(Excerpts from a figure dataset)
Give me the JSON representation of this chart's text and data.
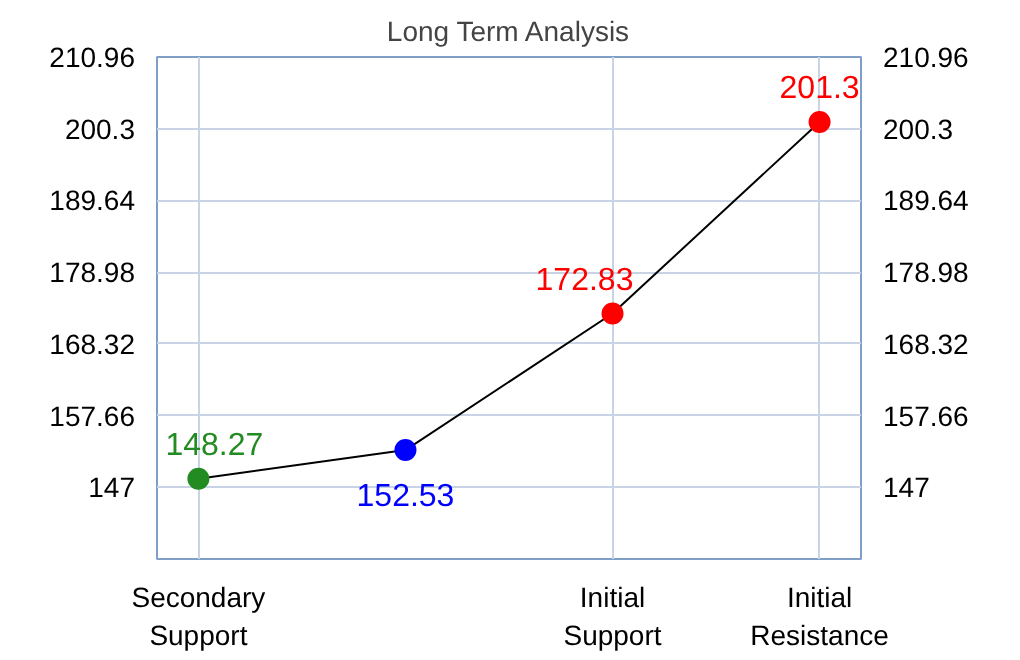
{
  "chart_data": {
    "type": "line",
    "title": "Long Term Analysis",
    "categories": [
      "Secondary\nSupport",
      null,
      "Initial\nSupport",
      "Initial\nResistance"
    ],
    "ylim": [
      136.34,
      210.96
    ],
    "yticks": [
      147,
      157.66,
      168.32,
      178.98,
      189.64,
      200.3,
      210.96
    ],
    "y2lim": [
      136.34,
      210.96
    ],
    "y2ticks": [
      147,
      157.66,
      168.32,
      178.98,
      189.64,
      200.3,
      210.96
    ],
    "series": [
      {
        "color": "#000000",
        "colors": [
          "#228b22",
          "#0000ff",
          "#ff0000",
          "#ff0000"
        ],
        "values": [
          148.27,
          152.53,
          172.83,
          201.3
        ]
      }
    ],
    "marker": "circle",
    "data_labels": true,
    "grid": true
  }
}
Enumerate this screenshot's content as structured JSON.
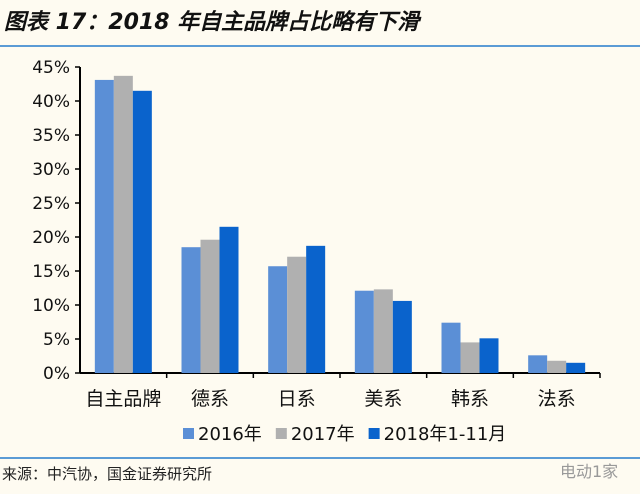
{
  "title": "图表 17：2018 年自主品牌占比略有下滑",
  "source": "来源：中汽协，国金证券研究所",
  "watermark": "电动1家",
  "chart_data": {
    "type": "bar",
    "categories": [
      "自主品牌",
      "德系",
      "日系",
      "美系",
      "韩系",
      "法系"
    ],
    "series": [
      {
        "name": "2016年",
        "color": "#5b8fd6",
        "values": [
          43.1,
          18.5,
          15.7,
          12.1,
          7.4,
          2.6
        ]
      },
      {
        "name": "2017年",
        "color": "#b0b0b0",
        "values": [
          43.7,
          19.6,
          17.1,
          12.3,
          4.5,
          1.8
        ]
      },
      {
        "name": "2018年1-11月",
        "color": "#0a63cc",
        "values": [
          41.5,
          21.5,
          18.7,
          10.6,
          5.1,
          1.5
        ]
      }
    ],
    "ylim": [
      0,
      45
    ],
    "yticks": [
      "0%",
      "5%",
      "10%",
      "15%",
      "20%",
      "25%",
      "30%",
      "35%",
      "40%",
      "45%"
    ],
    "legend": "bottom",
    "grid": false
  }
}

TASK BRIEF: Every line above should be repeated exactly; pictures stay out of the copy.

SOLUTION TO THIS EXERCISE:
Give me the JSON representation of this chart's text and data.
{
  "chart_data": {
    "type": "line",
    "title": "Long Term Analysis",
    "categories": [
      "Secondary\nSupport",
      null,
      "Initial\nSupport",
      "Initial\nResistance"
    ],
    "ylim": [
      136.34,
      210.96
    ],
    "yticks": [
      147,
      157.66,
      168.32,
      178.98,
      189.64,
      200.3,
      210.96
    ],
    "y2lim": [
      136.34,
      210.96
    ],
    "y2ticks": [
      147,
      157.66,
      168.32,
      178.98,
      189.64,
      200.3,
      210.96
    ],
    "series": [
      {
        "color": "#000000",
        "colors": [
          "#228b22",
          "#0000ff",
          "#ff0000",
          "#ff0000"
        ],
        "values": [
          148.27,
          152.53,
          172.83,
          201.3
        ]
      }
    ],
    "marker": "circle",
    "data_labels": true,
    "grid": true
  }
}
Enumerate this screenshot's content as structured JSON.
{
  "title": "图表 17：2018 年自主品牌占比略有下滑",
  "source": "来源：中汽协，国金证券研究所",
  "watermark": "电动1家",
  "chart_data": {
    "type": "bar",
    "categories": [
      "自主品牌",
      "德系",
      "日系",
      "美系",
      "韩系",
      "法系"
    ],
    "series": [
      {
        "name": "2016年",
        "color": "#5b8fd6",
        "values": [
          43.1,
          18.5,
          15.7,
          12.1,
          7.4,
          2.6
        ]
      },
      {
        "name": "2017年",
        "color": "#b0b0b0",
        "values": [
          43.7,
          19.6,
          17.1,
          12.3,
          4.5,
          1.8
        ]
      },
      {
        "name": "2018年1-11月",
        "color": "#0a63cc",
        "values": [
          41.5,
          21.5,
          18.7,
          10.6,
          5.1,
          1.5
        ]
      }
    ],
    "ylim": [
      0,
      45
    ],
    "yticks": [
      "0%",
      "5%",
      "10%",
      "15%",
      "20%",
      "25%",
      "30%",
      "35%",
      "40%",
      "45%"
    ],
    "legend": "bottom",
    "grid": false
  }
}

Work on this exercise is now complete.